>> Begin
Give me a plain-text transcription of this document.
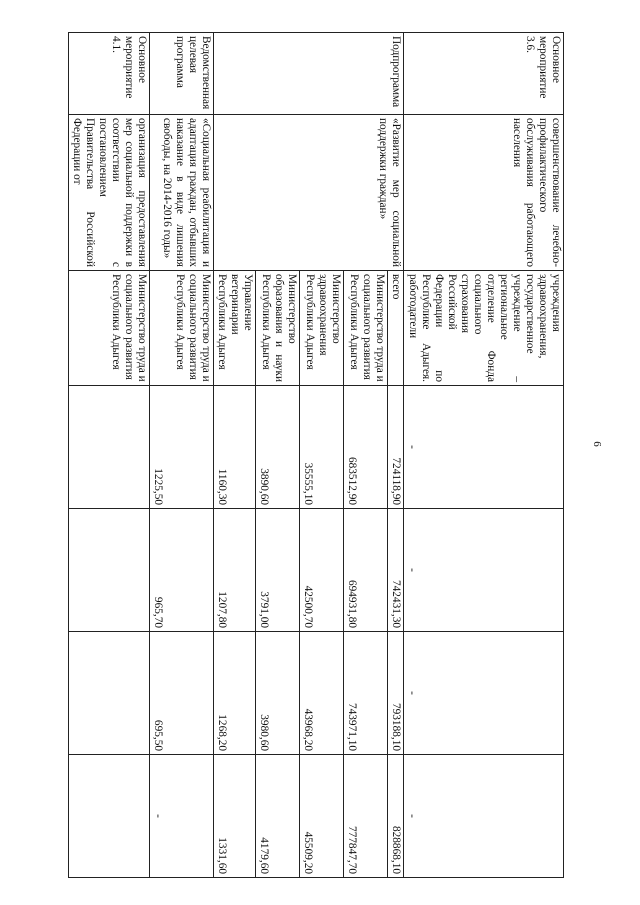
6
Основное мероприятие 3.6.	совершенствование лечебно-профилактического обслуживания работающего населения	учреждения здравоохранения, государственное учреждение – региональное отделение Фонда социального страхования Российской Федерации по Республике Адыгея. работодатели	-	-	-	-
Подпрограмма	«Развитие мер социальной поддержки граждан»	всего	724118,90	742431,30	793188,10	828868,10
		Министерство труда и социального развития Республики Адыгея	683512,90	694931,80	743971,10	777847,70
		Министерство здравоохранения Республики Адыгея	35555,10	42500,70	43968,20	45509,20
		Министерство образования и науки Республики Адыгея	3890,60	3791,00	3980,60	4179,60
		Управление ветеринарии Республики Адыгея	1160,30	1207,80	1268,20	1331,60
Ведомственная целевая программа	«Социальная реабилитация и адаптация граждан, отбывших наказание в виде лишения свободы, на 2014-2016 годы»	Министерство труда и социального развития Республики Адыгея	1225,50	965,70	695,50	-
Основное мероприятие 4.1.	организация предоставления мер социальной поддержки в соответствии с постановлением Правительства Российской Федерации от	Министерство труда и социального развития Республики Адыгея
>> End
>> Begin
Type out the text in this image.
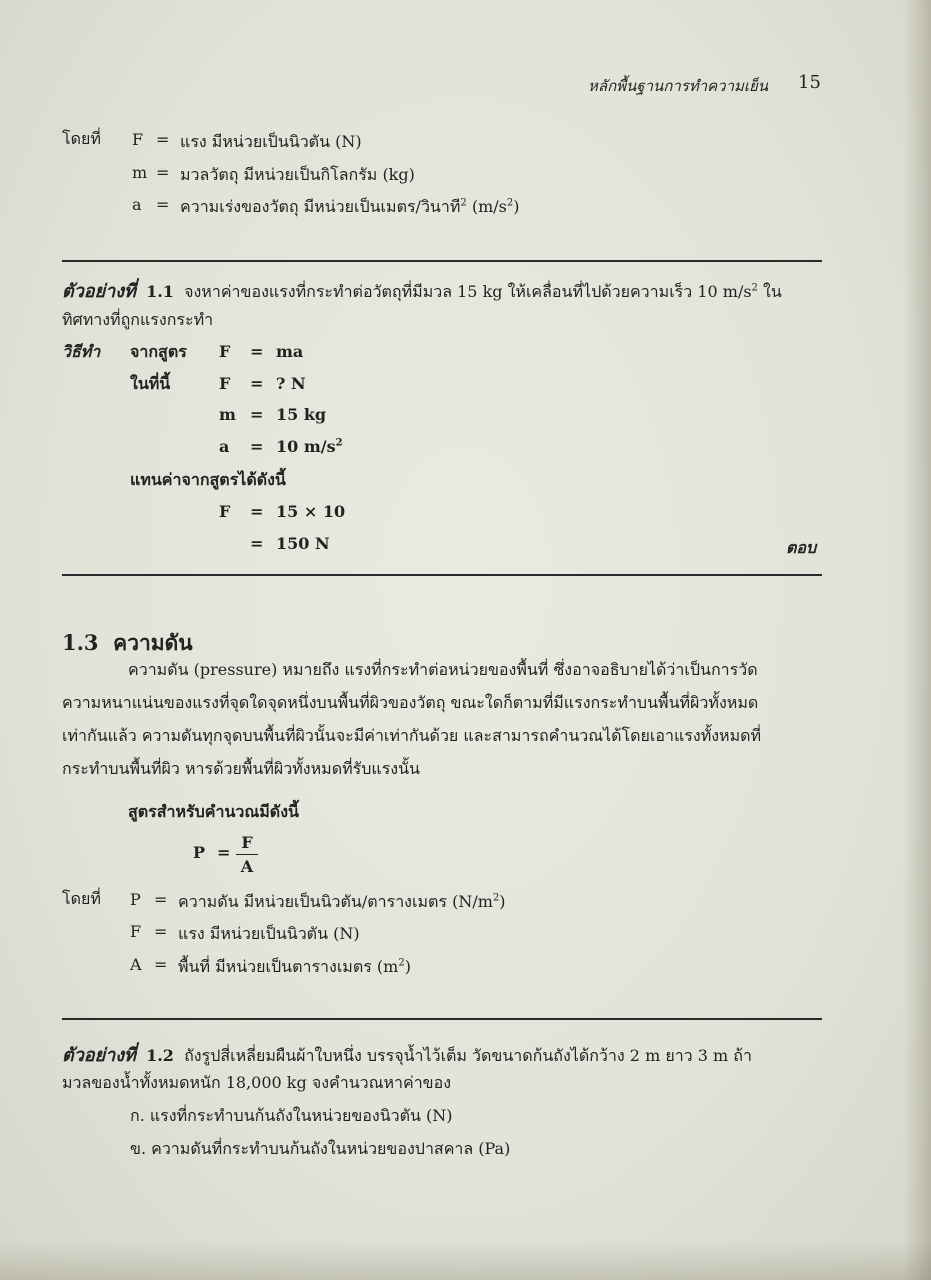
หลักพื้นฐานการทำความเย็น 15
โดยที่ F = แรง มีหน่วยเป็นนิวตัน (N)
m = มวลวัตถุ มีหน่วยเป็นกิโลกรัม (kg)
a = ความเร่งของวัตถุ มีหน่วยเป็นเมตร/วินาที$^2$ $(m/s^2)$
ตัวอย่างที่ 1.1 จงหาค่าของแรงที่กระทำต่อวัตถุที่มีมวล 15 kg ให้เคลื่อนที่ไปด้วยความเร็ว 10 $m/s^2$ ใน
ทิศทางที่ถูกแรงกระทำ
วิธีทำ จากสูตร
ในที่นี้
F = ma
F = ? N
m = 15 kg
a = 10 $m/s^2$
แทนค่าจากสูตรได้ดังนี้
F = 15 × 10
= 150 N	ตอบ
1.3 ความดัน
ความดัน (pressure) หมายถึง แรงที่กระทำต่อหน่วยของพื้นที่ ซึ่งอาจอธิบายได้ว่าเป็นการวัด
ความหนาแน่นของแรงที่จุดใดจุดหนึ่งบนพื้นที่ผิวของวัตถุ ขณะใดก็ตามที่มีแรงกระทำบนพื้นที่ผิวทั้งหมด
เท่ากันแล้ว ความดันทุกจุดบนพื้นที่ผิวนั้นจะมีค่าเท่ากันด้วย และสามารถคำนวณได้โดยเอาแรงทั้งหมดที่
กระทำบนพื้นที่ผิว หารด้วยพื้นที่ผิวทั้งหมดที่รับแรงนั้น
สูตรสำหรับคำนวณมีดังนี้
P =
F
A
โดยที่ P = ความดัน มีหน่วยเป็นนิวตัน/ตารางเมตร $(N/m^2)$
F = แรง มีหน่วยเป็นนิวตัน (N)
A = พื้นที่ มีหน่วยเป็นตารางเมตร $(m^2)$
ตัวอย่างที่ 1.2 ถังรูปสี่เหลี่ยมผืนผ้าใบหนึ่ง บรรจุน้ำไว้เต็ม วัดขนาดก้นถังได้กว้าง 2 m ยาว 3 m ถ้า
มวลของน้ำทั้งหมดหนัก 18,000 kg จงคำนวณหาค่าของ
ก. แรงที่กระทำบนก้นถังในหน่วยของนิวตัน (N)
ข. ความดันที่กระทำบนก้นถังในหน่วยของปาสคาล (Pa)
>> End
>> Begin
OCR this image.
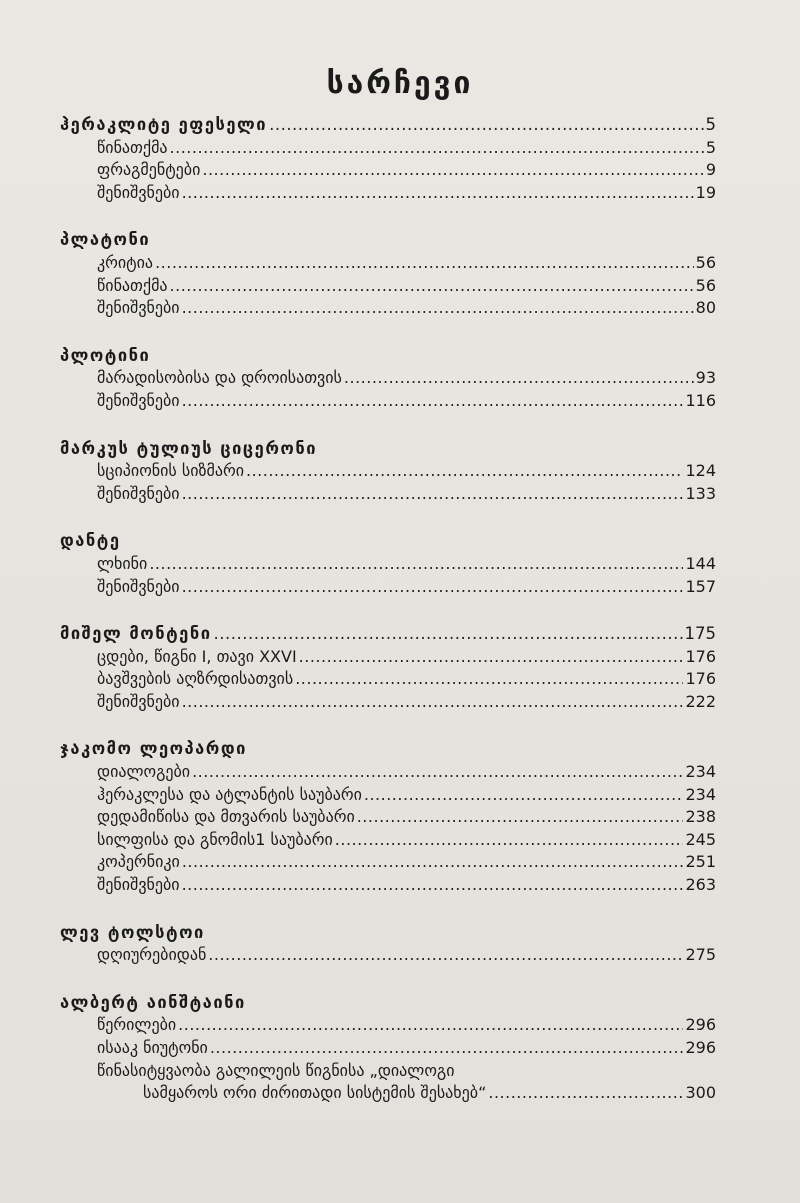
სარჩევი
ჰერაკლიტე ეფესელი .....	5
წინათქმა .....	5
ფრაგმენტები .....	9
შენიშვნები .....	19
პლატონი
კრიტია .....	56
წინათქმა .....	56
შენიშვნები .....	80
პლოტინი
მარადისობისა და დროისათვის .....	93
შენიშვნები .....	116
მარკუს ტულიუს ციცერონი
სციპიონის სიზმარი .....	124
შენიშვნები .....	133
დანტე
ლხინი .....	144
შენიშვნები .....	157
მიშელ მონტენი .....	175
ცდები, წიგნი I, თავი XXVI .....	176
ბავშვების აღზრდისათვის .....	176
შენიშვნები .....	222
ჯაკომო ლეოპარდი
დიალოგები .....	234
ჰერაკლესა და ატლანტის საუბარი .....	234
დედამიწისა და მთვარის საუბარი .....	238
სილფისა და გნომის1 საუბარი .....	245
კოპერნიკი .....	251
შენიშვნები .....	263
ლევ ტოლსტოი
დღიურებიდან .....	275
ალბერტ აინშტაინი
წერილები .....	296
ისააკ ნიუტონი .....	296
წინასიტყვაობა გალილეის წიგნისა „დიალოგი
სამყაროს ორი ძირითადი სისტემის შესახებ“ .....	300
>> End
What to do:
Pick out and copy the lines of the material that include the word "развития".

Task result:
		Министерство труда и социального развития Республики Адыгея	683512,90	694931,80	743971,10	777847,70
Ведомственная целевая программа	«Социальная реабилитация и адаптация граждан, отбывших наказание в виде лишения свободы, на 2014-2016 годы»	Министерство труда и социального развития Республики Адыгея	1225,50	965,70	695,50	-
Основное мероприятие 4.1.	организация предоставления мер социальной поддержки в соответствии с постановлением Правительства Российской Федерации от	Министерство труда и социального развития Республики Адыгея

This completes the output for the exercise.